--- begin DATASET CONTENT ---

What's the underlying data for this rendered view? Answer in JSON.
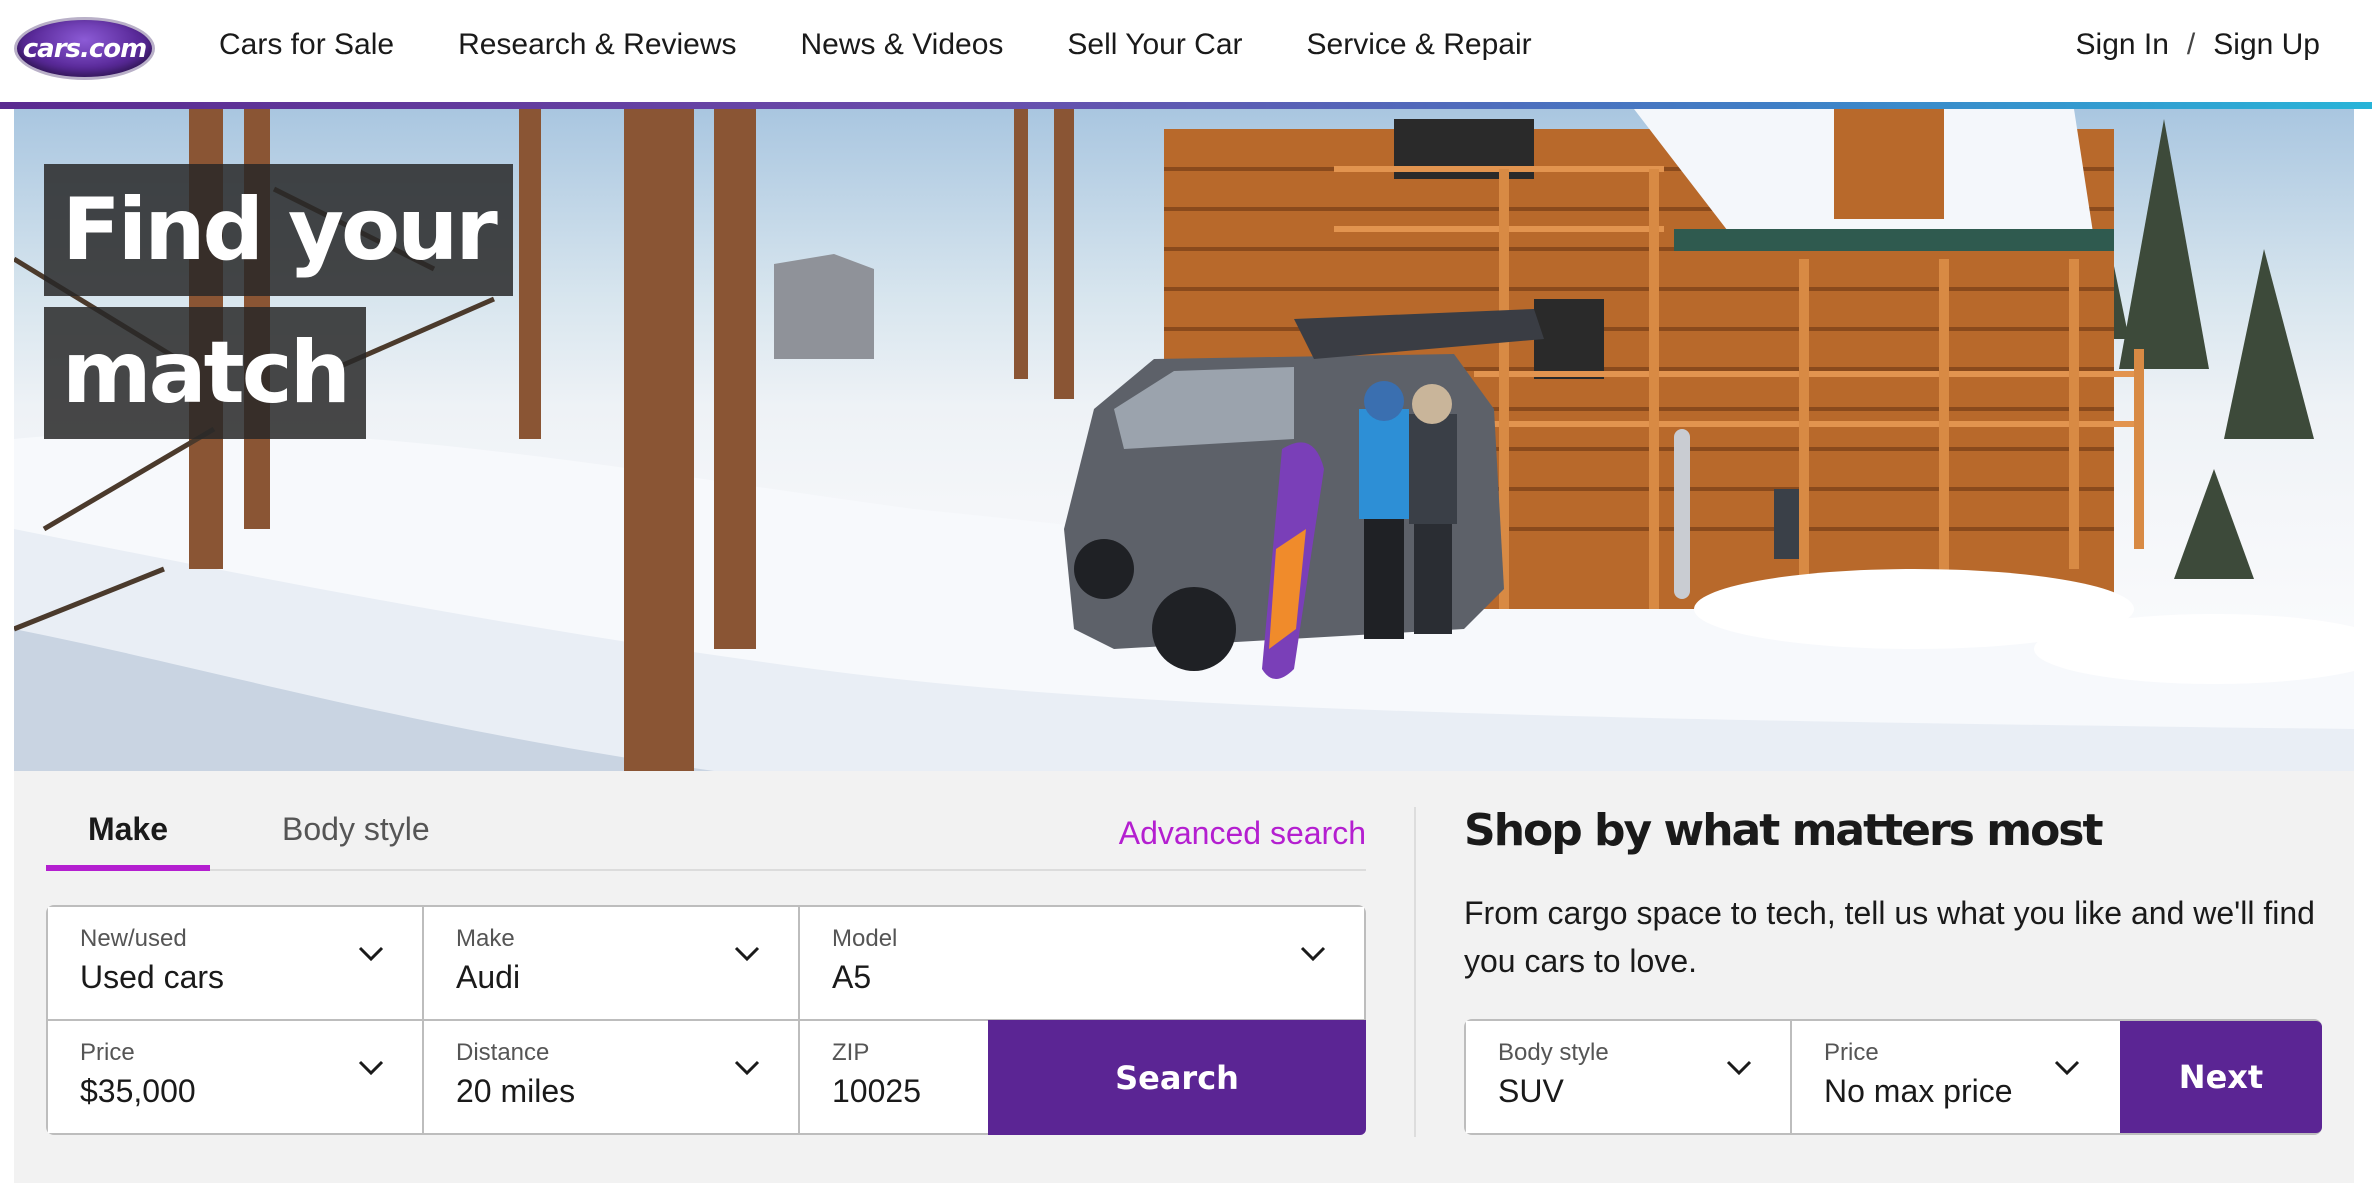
{
  "header": {
    "logo_text": "cars.com",
    "nav": [
      "Cars for Sale",
      "Research & Reviews",
      "News & Videos",
      "Sell Your Car",
      "Service & Repair"
    ],
    "sign_in": "Sign In",
    "separator": "/",
    "sign_up": "Sign Up"
  },
  "hero": {
    "headline_line1": "Find your",
    "headline_line2": "match"
  },
  "search": {
    "tabs": [
      "Make",
      "Body style"
    ],
    "active_tab": "Make",
    "advanced_link": "Advanced search",
    "fields": {
      "new_used": {
        "label": "New/used",
        "value": "Used cars"
      },
      "make": {
        "label": "Make",
        "value": "Audi"
      },
      "model": {
        "label": "Model",
        "value": "A5"
      },
      "price": {
        "label": "Price",
        "value": "$35,000"
      },
      "distance": {
        "label": "Distance",
        "value": "20 miles"
      },
      "zip": {
        "label": "ZIP",
        "value": "10025"
      }
    },
    "search_button": "Search"
  },
  "shop": {
    "title": "Shop by what matters most",
    "description": "From cargo space to tech, tell us what you like and we'll find you cars to love.",
    "body_style": {
      "label": "Body style",
      "value": "SUV"
    },
    "price": {
      "label": "Price",
      "value": "No max price"
    },
    "next_button": "Next"
  },
  "colors": {
    "brand_purple": "#5b2594",
    "accent_magenta": "#b41fd0",
    "band_background": "#f2f2f2"
  }
}
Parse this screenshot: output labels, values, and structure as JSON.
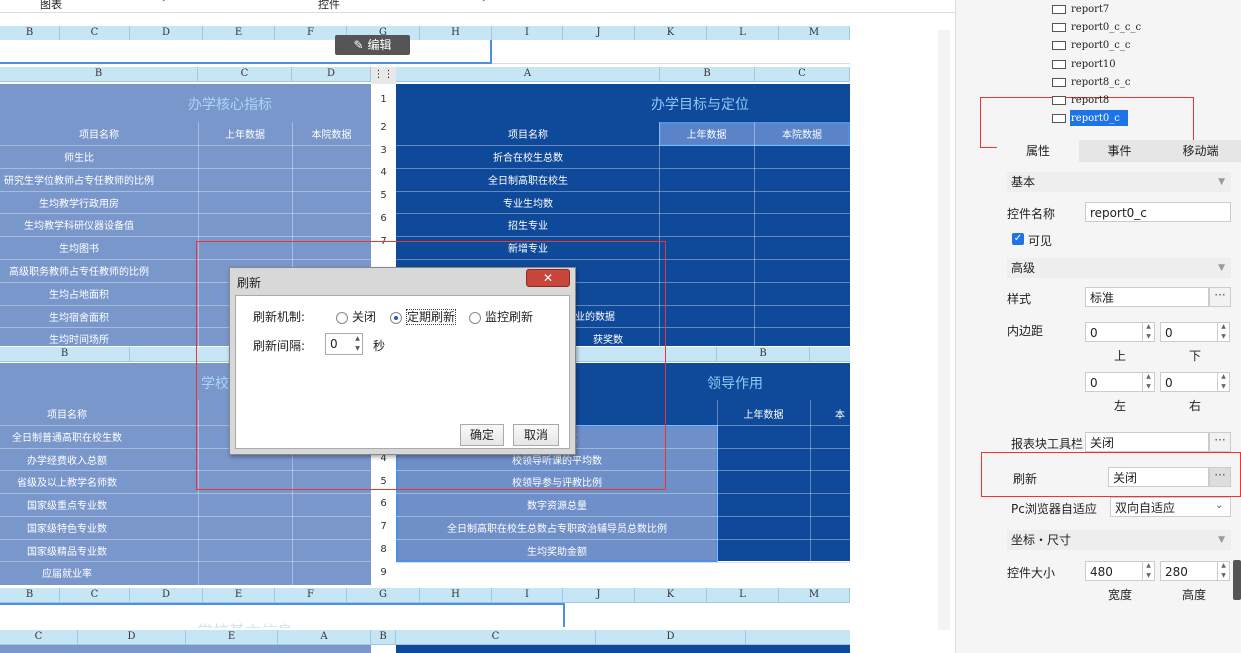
{
  "toolbar": {
    "dropdown1": "图表",
    "dropdown2": "控件"
  },
  "edit_button": "编辑",
  "top_headers": [
    "B",
    "C",
    "D",
    "E",
    "F",
    "G",
    "H",
    "I",
    "J",
    "K",
    "L",
    "M"
  ],
  "left_panel": {
    "col_headers": [
      "B",
      "C",
      "D"
    ],
    "title": "办学核心指标",
    "head": [
      "项目名称",
      "上年数据",
      "本院数据"
    ],
    "rows": [
      "师生比",
      "研究生学位教师占专任教师的比例",
      "生均教学行政用房",
      "生均教学科研仪器设备值",
      "生均图书",
      "高级职务教师占专任教师的比例",
      "生均占地面积",
      "生均宿舍面积",
      "生均时间场所"
    ]
  },
  "right_panel": {
    "col_headers": [
      "A",
      "B",
      "C"
    ],
    "row_numbers": [
      "1",
      "2",
      "3",
      "4",
      "5",
      "6",
      "7"
    ],
    "title": "办学目标与定位",
    "head": [
      "项目名称",
      "上年数据",
      "本院数据"
    ],
    "rows": [
      "折合在校生总数",
      "全日制高职在校生",
      "专业生均数",
      "招生专业",
      "新增专业"
    ],
    "partial1": "业的数据",
    "partial2": "获奖数"
  },
  "lower_left": {
    "col_header": "B",
    "title_partial": "学校",
    "head": "项目名称",
    "rows": [
      "全日制普通高职在校生数",
      "办学经费收入总额",
      "省级及以上教学名师数",
      "国家级重点专业数",
      "国家级特色专业数",
      "国家级精品专业数",
      "应届就业率"
    ]
  },
  "lower_right": {
    "col_header": "B",
    "title": "领导作用",
    "head": [
      "上年数据",
      "本"
    ],
    "row_numbers": [
      "4",
      "5",
      "6",
      "7",
      "8",
      "9"
    ],
    "rows": [
      "师平均数",
      "校领导听课的平均数",
      "校领导参与评教比例",
      "数字资源总量",
      "全日制高职在校生总数占专职政治辅导员总数比例",
      "生均奖助金额"
    ]
  },
  "bottom_headers": [
    "B",
    "C",
    "D",
    "E",
    "F",
    "G",
    "H",
    "I",
    "J",
    "K",
    "L",
    "M"
  ],
  "bottom_row2": [
    "C",
    "D",
    "E",
    "A",
    "B",
    "C",
    "D"
  ],
  "bottom_title_partial": "学校基本信息",
  "dialog": {
    "title": "刷新",
    "mechanism_label": "刷新机制:",
    "options": [
      "关闭",
      "定期刷新",
      "监控刷新"
    ],
    "selected": "定期刷新",
    "interval_label": "刷新间隔:",
    "interval_value": "0",
    "interval_unit": "秒",
    "ok": "确定",
    "cancel": "取消"
  },
  "tree": [
    "report7",
    "report0_c_c_c",
    "report0_c_c",
    "report10",
    "report8_c_c",
    "report8",
    "report0_c"
  ],
  "tabs": [
    "属性",
    "事件",
    "移动端"
  ],
  "props": {
    "basic": "基本",
    "widget_name_label": "控件名称",
    "widget_name": "report0_c",
    "visible_label": "可见",
    "advanced": "高级",
    "style_label": "样式",
    "style_value": "标准",
    "padding_label": "内边距",
    "pad_top": "0",
    "pad_bottom": "0",
    "pad_left": "0",
    "pad_right": "0",
    "top": "上",
    "bottom": "下",
    "left": "左",
    "right": "右",
    "toolbar_label": "报表块工具栏",
    "toolbar_value": "关闭",
    "refresh_label": "刷新",
    "refresh_value": "关闭",
    "pc_label": "Pc浏览器自适应",
    "pc_value": "双向自适应",
    "coord": "坐标・尺寸",
    "size_label": "控件大小",
    "width": "480",
    "height": "280",
    "width_label": "宽度",
    "height_label": "高度"
  },
  "colors": {
    "dark_blue": "#0f4a9a",
    "light_blue": "#7a97cc",
    "header": "#c7e6f5",
    "highlight": "#e33333"
  }
}
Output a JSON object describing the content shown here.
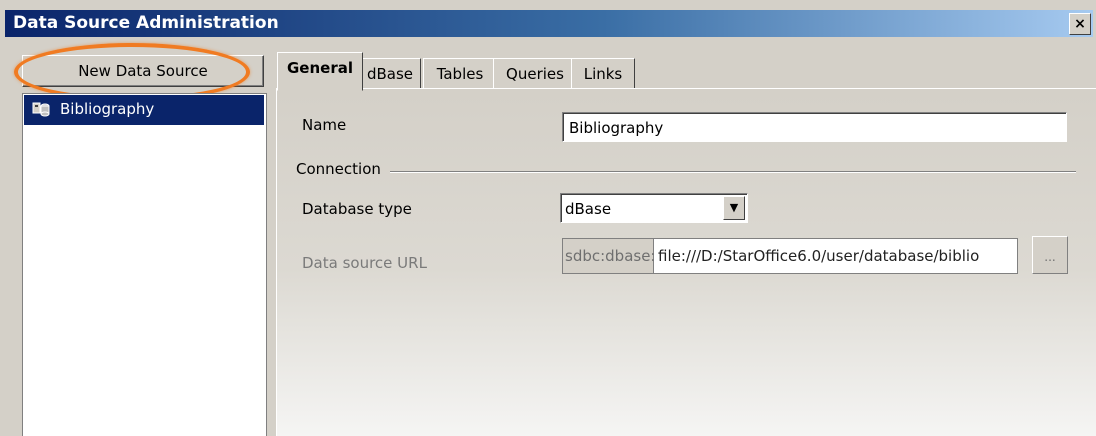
{
  "window": {
    "title": "Data Source Administration",
    "close_glyph": "×"
  },
  "left_panel": {
    "new_button_label": "New Data Source",
    "items": [
      {
        "label": "Bibliography",
        "icon": "database-icon",
        "selected": true
      }
    ]
  },
  "tabs": [
    {
      "label": "General",
      "active": true
    },
    {
      "label": "dBase",
      "active": false
    },
    {
      "label": "Tables",
      "active": false
    },
    {
      "label": "Queries",
      "active": false
    },
    {
      "label": "Links",
      "active": false
    }
  ],
  "general": {
    "name_label": "Name",
    "name_value": "Bibliography",
    "connection_heading": "Connection",
    "db_type_label": "Database type",
    "db_type_value": "dBase",
    "url_label": "Data source URL",
    "url_prefix": "sdbc:dbase:",
    "url_value": "file:///D:/StarOffice6.0/user/database/biblio",
    "browse_label": "..."
  },
  "colors": {
    "highlight_ring": "#f07b22",
    "selection": "#0a246a",
    "titlebar": "#0a246a"
  }
}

--- end DATASET CONTENT ---

▸ WHAT TO PRODUCE
Apart from the pictures, the entries above are to be repeated in full and exactly.

▸ RESPONSE TO THE EXERCISE
What's the underlying data for this rendered view? Answer in JSON.
{
  "header": {
    "logo_text": "cars.com",
    "nav": [
      "Cars for Sale",
      "Research & Reviews",
      "News & Videos",
      "Sell Your Car",
      "Service & Repair"
    ],
    "sign_in": "Sign In",
    "separator": "/",
    "sign_up": "Sign Up"
  },
  "hero": {
    "headline_line1": "Find your",
    "headline_line2": "match"
  },
  "search": {
    "tabs": [
      "Make",
      "Body style"
    ],
    "active_tab": "Make",
    "advanced_link": "Advanced search",
    "fields": {
      "new_used": {
        "label": "New/used",
        "value": "Used cars"
      },
      "make": {
        "label": "Make",
        "value": "Audi"
      },
      "model": {
        "label": "Model",
        "value": "A5"
      },
      "price": {
        "label": "Price",
        "value": "$35,000"
      },
      "distance": {
        "label": "Distance",
        "value": "20 miles"
      },
      "zip": {
        "label": "ZIP",
        "value": "10025"
      }
    },
    "search_button": "Search"
  },
  "shop": {
    "title": "Shop by what matters most",
    "description": "From cargo space to tech, tell us what you like and we'll find you cars to love.",
    "body_style": {
      "label": "Body style",
      "value": "SUV"
    },
    "price": {
      "label": "Price",
      "value": "No max price"
    },
    "next_button": "Next"
  },
  "colors": {
    "brand_purple": "#5b2594",
    "accent_magenta": "#b41fd0",
    "band_background": "#f2f2f2"
  }
}
Parse this screenshot: output labels, values, and structure as JSON.
{
  "toolbar": {
    "dropdown1": "图表",
    "dropdown2": "控件"
  },
  "edit_button": "编辑",
  "top_headers": [
    "B",
    "C",
    "D",
    "E",
    "F",
    "G",
    "H",
    "I",
    "J",
    "K",
    "L",
    "M"
  ],
  "left_panel": {
    "col_headers": [
      "B",
      "C",
      "D"
    ],
    "title": "办学核心指标",
    "head": [
      "项目名称",
      "上年数据",
      "本院数据"
    ],
    "rows": [
      "师生比",
      "研究生学位教师占专任教师的比例",
      "生均教学行政用房",
      "生均教学科研仪器设备值",
      "生均图书",
      "高级职务教师占专任教师的比例",
      "生均占地面积",
      "生均宿舍面积",
      "生均时间场所"
    ]
  },
  "right_panel": {
    "col_headers": [
      "A",
      "B",
      "C"
    ],
    "row_numbers": [
      "1",
      "2",
      "3",
      "4",
      "5",
      "6",
      "7"
    ],
    "title": "办学目标与定位",
    "head": [
      "项目名称",
      "上年数据",
      "本院数据"
    ],
    "rows": [
      "折合在校生总数",
      "全日制高职在校生",
      "专业生均数",
      "招生专业",
      "新增专业"
    ],
    "partial1": "业的数据",
    "partial2": "获奖数"
  },
  "lower_left": {
    "col_header": "B",
    "title_partial": "学校",
    "head": "项目名称",
    "rows": [
      "全日制普通高职在校生数",
      "办学经费收入总额",
      "省级及以上教学名师数",
      "国家级重点专业数",
      "国家级特色专业数",
      "国家级精品专业数",
      "应届就业率"
    ]
  },
  "lower_right": {
    "col_header": "B",
    "title": "领导作用",
    "head": [
      "上年数据",
      "本"
    ],
    "row_numbers": [
      "4",
      "5",
      "6",
      "7",
      "8",
      "9"
    ],
    "rows": [
      "师平均数",
      "校领导听课的平均数",
      "校领导参与评教比例",
      "数字资源总量",
      "全日制高职在校生总数占专职政治辅导员总数比例",
      "生均奖助金额"
    ]
  },
  "bottom_headers": [
    "B",
    "C",
    "D",
    "E",
    "F",
    "G",
    "H",
    "I",
    "J",
    "K",
    "L",
    "M"
  ],
  "bottom_row2": [
    "C",
    "D",
    "E",
    "A",
    "B",
    "C",
    "D"
  ],
  "bottom_title_partial": "学校基本信息",
  "dialog": {
    "title": "刷新",
    "mechanism_label": "刷新机制:",
    "options": [
      "关闭",
      "定期刷新",
      "监控刷新"
    ],
    "selected": "定期刷新",
    "interval_label": "刷新间隔:",
    "interval_value": "0",
    "interval_unit": "秒",
    "ok": "确定",
    "cancel": "取消"
  },
  "tree": [
    "report7",
    "report0_c_c_c",
    "report0_c_c",
    "report10",
    "report8_c_c",
    "report8",
    "report0_c"
  ],
  "tabs": [
    "属性",
    "事件",
    "移动端"
  ],
  "props": {
    "basic": "基本",
    "widget_name_label": "控件名称",
    "widget_name": "report0_c",
    "visible_label": "可见",
    "advanced": "高级",
    "style_label": "样式",
    "style_value": "标准",
    "padding_label": "内边距",
    "pad_top": "0",
    "pad_bottom": "0",
    "pad_left": "0",
    "pad_right": "0",
    "top": "上",
    "bottom": "下",
    "left": "左",
    "right": "右",
    "toolbar_label": "报表块工具栏",
    "toolbar_value": "关闭",
    "refresh_label": "刷新",
    "refresh_value": "关闭",
    "pc_label": "Pc浏览器自适应",
    "pc_value": "双向自适应",
    "coord": "坐标・尺寸",
    "size_label": "控件大小",
    "width": "480",
    "height": "280",
    "width_label": "宽度",
    "height_label": "高度"
  },
  "colors": {
    "dark_blue": "#0f4a9a",
    "light_blue": "#7a97cc",
    "header": "#c7e6f5",
    "highlight": "#e33333"
  }
}
Output a JSON object describing the content shown here.
{
  "window": {
    "title": "Data Source Administration",
    "close_glyph": "×"
  },
  "left_panel": {
    "new_button_label": "New Data Source",
    "items": [
      {
        "label": "Bibliography",
        "icon": "database-icon",
        "selected": true
      }
    ]
  },
  "tabs": [
    {
      "label": "General",
      "active": true
    },
    {
      "label": "dBase",
      "active": false
    },
    {
      "label": "Tables",
      "active": false
    },
    {
      "label": "Queries",
      "active": false
    },
    {
      "label": "Links",
      "active": false
    }
  ],
  "general": {
    "name_label": "Name",
    "name_value": "Bibliography",
    "connection_heading": "Connection",
    "db_type_label": "Database type",
    "db_type_value": "dBase",
    "url_label": "Data source URL",
    "url_prefix": "sdbc:dbase:",
    "url_value": "file:///D:/StarOffice6.0/user/database/biblio",
    "browse_label": "..."
  },
  "colors": {
    "highlight_ring": "#f07b22",
    "selection": "#0a246a",
    "titlebar": "#0a246a"
  }
}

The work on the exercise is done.